## start SUPPLIED INFORMATION

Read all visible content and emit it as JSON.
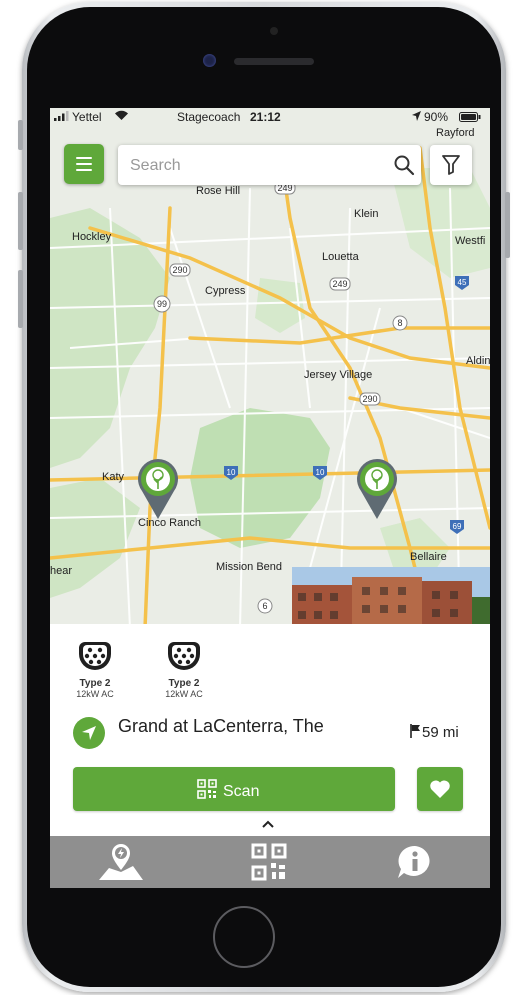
{
  "status_bar": {
    "carrier": "Yettel",
    "location_name": "Stagecoach",
    "time": "21:12",
    "battery": "90%"
  },
  "search": {
    "placeholder": "Search"
  },
  "map": {
    "place_labels": [
      "Rayford",
      "Rose Hill",
      "Klein",
      "Hockley",
      "Westfi",
      "Louetta",
      "Cypress",
      "Aldin",
      "Jersey Village",
      "Katy",
      "Cinco Ranch",
      "Bellaire",
      "Mission Bend",
      "hear"
    ],
    "road_shields": [
      "249",
      "290",
      "249",
      "99",
      "8",
      "290",
      "10",
      "10",
      "45",
      "69",
      "6"
    ],
    "pins": 2
  },
  "station": {
    "connectors": [
      {
        "type": "Type 2",
        "power": "12kW AC"
      },
      {
        "type": "Type 2",
        "power": "12kW AC"
      }
    ],
    "name": "Grand at LaCenterra, The",
    "distance": "59 mi"
  },
  "actions": {
    "scan_label": "Scan"
  },
  "tabs": [
    {
      "icon": "map-charger-icon"
    },
    {
      "icon": "qr-code-icon"
    },
    {
      "icon": "info-icon"
    }
  ],
  "colors": {
    "brand_green": "#5fa83a",
    "tab_bar_gray": "#8f8f8f",
    "map_water_park": "#c4e3bd",
    "highway": "#f4c14b"
  }
}
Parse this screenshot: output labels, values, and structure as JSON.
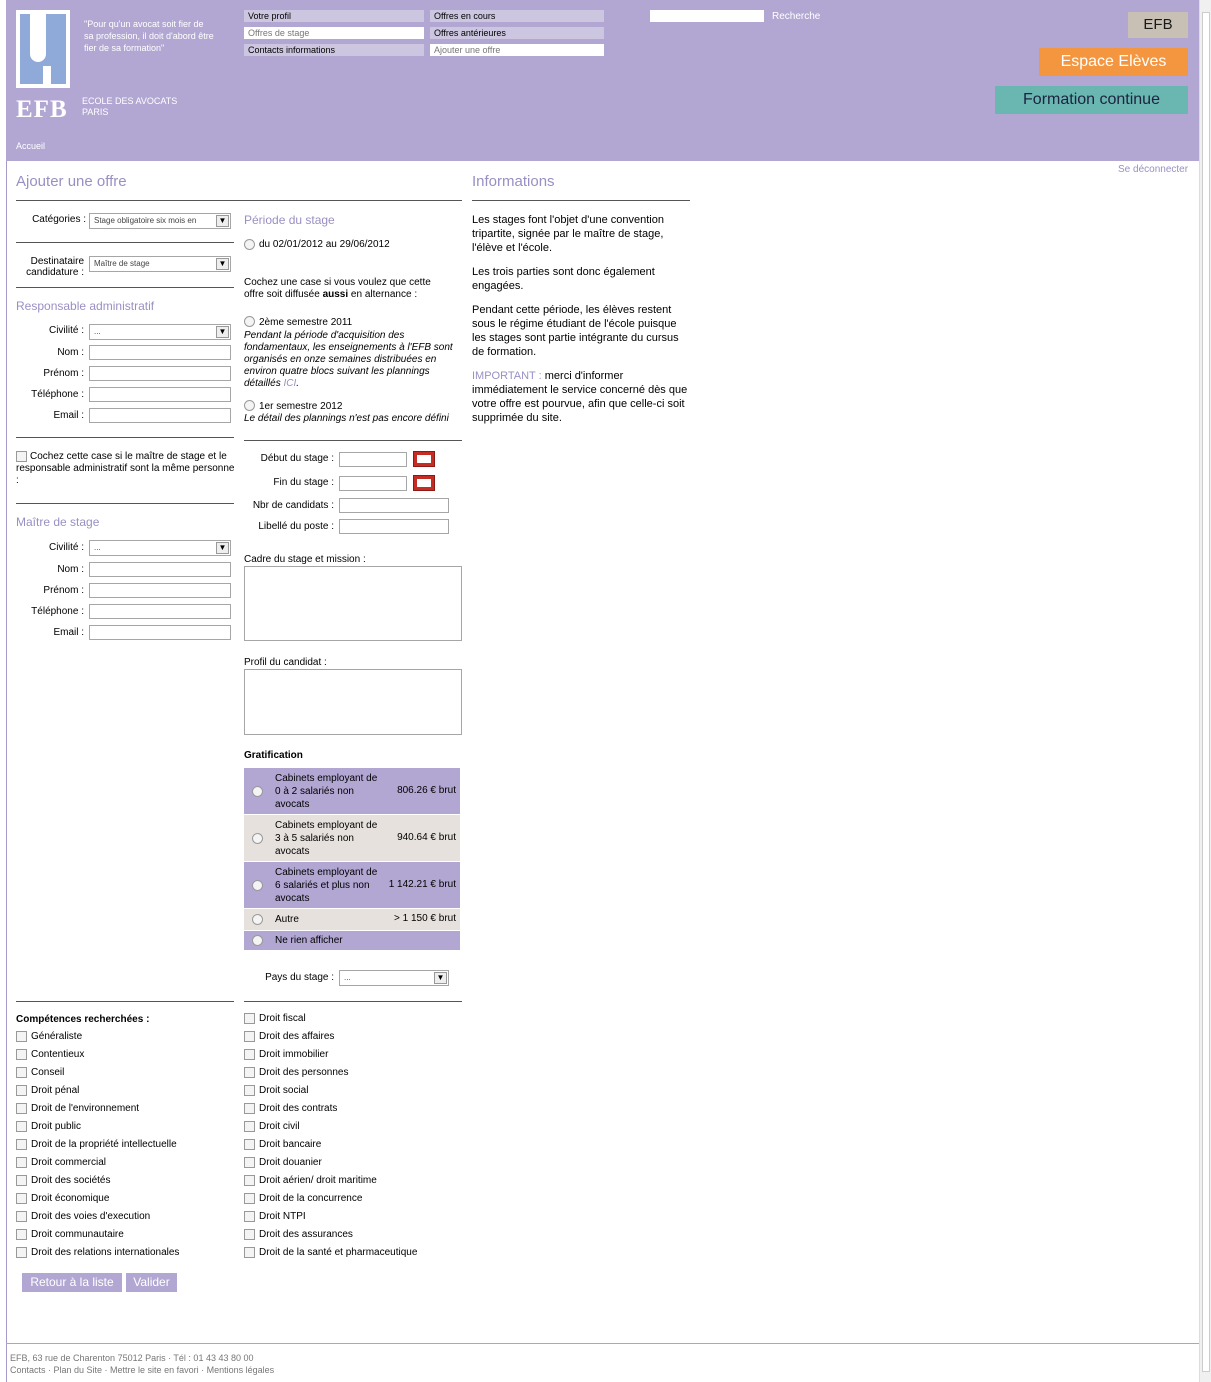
{
  "header": {
    "quote": "\"Pour qu'un avocat soit fier de sa profession, il doit d'abord être fier de sa formation\"",
    "logo_text": "EFB",
    "school_line1": "ECOLE DES AVOCATS",
    "school_line2": "PARIS",
    "breadcrumb": "Accueil",
    "nav": [
      "Votre profil",
      "Offres en cours",
      "Offres de stage",
      "Offres antérieures",
      "Contacts informations",
      "Ajouter une offre"
    ],
    "search_label": "Recherche",
    "btn_efb": "EFB",
    "btn_eleves": "Espace Elèves",
    "btn_formation": "Formation continue",
    "logout": "Se déconnecter"
  },
  "form": {
    "title": "Ajouter une offre",
    "categories_label": "Catégories :",
    "categories_value": "Stage obligatoire six mois en",
    "destinataire_label1": "Destinataire",
    "destinataire_label2": "candidature :",
    "destinataire_value": "Maître de stage",
    "resp_title": "Responsable administratif",
    "civilite": "Civilité :",
    "civilite_value": "...",
    "nom": "Nom :",
    "prenom": "Prénom :",
    "telephone": "Téléphone :",
    "email": "Email :",
    "same_person": "Cochez cette case si le maître de stage et le responsable administratif sont la même personne :",
    "maitre_title": "Maître de stage",
    "periode_title": "Période du stage",
    "periode_option": "du 02/01/2012 au 29/06/2012",
    "alternance_text1": "Cochez une case si vous voulez que cette",
    "alternance_text2a": "offre soit diffusée ",
    "alternance_text2b": "aussi",
    "alternance_text2c": " en alternance :",
    "sem1_label": "2ème semestre 2011",
    "sem1_desc": "Pendant la période d'acquisition des fondamentaux, les enseignements à l'EFB sont organisés en onze semaines distribuées en environ quatre blocs suivant les plannings détaillés ",
    "sem1_link": "ICI",
    "sem2_label": "1er semestre 2012",
    "sem2_desc": "Le détail des plannings n'est pas encore défini",
    "debut": "Début du stage :",
    "fin": "Fin du stage :",
    "nbr": "Nbr de candidats :",
    "libelle": "Libellé du poste :",
    "cadre": "Cadre du stage et mission :",
    "profil": "Profil du candidat :",
    "gratification_title": "Gratification",
    "pays_label": "Pays du stage :",
    "pays_value": "..."
  },
  "gratification": [
    {
      "desc": "Cabinets employant de 0 à 2 salariés non avocats",
      "amount": "806.26 € brut"
    },
    {
      "desc": "Cabinets employant de 3 à 5 salariés non avocats",
      "amount": "940.64 € brut"
    },
    {
      "desc": "Cabinets employant de 6 salariés et plus non avocats",
      "amount": "1 142.21 € brut"
    },
    {
      "desc": "Autre",
      "amount": "> 1 150 € brut"
    },
    {
      "desc": "Ne rien afficher",
      "amount": ""
    }
  ],
  "competences_title": "Compétences recherchées :",
  "competences_left": [
    "Généraliste",
    "Contentieux",
    "Conseil",
    "Droit pénal",
    "Droit de l'environnement",
    "Droit public",
    "Droit de la propriété intellectuelle",
    "Droit commercial",
    "Droit des sociétés",
    "Droit économique",
    "Droit des voies d'execution",
    "Droit communautaire",
    "Droit des relations internationales"
  ],
  "competences_right": [
    "Droit fiscal",
    "Droit des affaires",
    "Droit immobilier",
    "Droit des personnes",
    "Droit social",
    "Droit des contrats",
    "Droit civil",
    "Droit bancaire",
    "Droit douanier",
    "Droit aérien/ droit maritime",
    "Droit de la concurrence",
    "Droit NTPI",
    "Droit des assurances",
    "Droit de la santé et pharmaceutique"
  ],
  "buttons": {
    "retour": "Retour à la liste",
    "valider": "Valider"
  },
  "info": {
    "title": "Informations",
    "p1": "Les stages font l'objet d'une convention tripartite, signée par le maître de stage, l'élève et l'école.",
    "p2": "Les trois parties sont donc également engagées.",
    "p3": "Pendant cette période, les élèves restent sous le régime étudiant de l'école puisque les stages sont partie intégrante du cursus de formation.",
    "p4_label": "IMPORTANT :",
    "p4": " merci d'informer immédiatement le service concerné dès que votre offre est pourvue, afin que celle-ci soit supprimée du site."
  },
  "footer": {
    "line1": "EFB, 63 rue de Charenton 75012 Paris · Tél : 01 43 43 80 00",
    "line2": "Contacts · Plan du Site · Mettre le site en favori · Mentions légales"
  }
}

## end SUPPLIED INFORMATION

BRIEF »
Tally up how many lines in the preceding listing contain the word "site". Give nothing but the number.

COMPLETE OUTPUT »
2